# RECORDS FOR THE TASK

+++

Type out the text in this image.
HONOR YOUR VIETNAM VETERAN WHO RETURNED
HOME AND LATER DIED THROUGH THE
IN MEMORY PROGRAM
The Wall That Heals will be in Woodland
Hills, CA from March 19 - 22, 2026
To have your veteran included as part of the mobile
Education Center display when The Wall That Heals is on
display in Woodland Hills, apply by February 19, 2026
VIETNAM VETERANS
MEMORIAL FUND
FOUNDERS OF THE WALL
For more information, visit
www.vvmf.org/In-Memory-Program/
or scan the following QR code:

+++

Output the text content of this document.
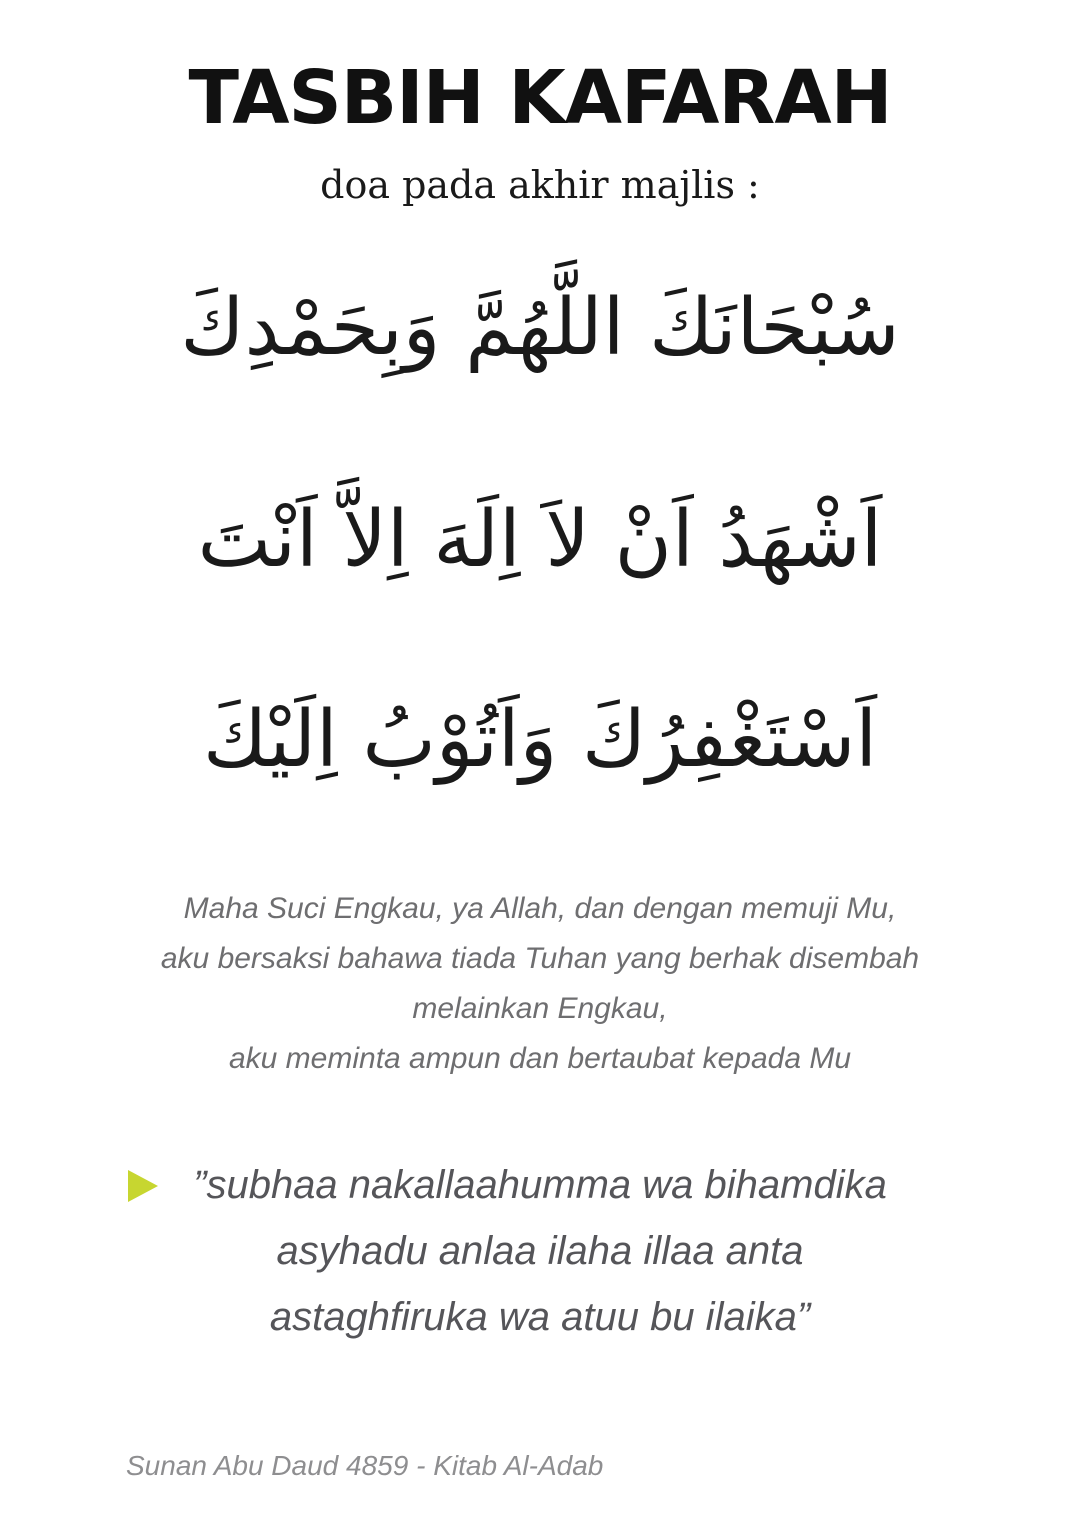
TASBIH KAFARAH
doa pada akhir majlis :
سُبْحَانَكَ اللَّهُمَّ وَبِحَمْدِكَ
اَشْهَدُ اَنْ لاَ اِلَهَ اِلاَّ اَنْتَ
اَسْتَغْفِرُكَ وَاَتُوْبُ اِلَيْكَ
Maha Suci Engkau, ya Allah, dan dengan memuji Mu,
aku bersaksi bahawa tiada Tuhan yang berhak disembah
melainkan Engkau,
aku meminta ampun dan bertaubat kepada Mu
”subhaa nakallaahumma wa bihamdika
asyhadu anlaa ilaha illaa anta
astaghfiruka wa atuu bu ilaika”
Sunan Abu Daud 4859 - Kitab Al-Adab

+++

# WHAT NEEDS TO BE DONE
Look through the entries above and report each line where the string "text" occurs.

# RESPONSE FOR THIS EXERCISE
Type out the text in this image.
Output the text content of this document.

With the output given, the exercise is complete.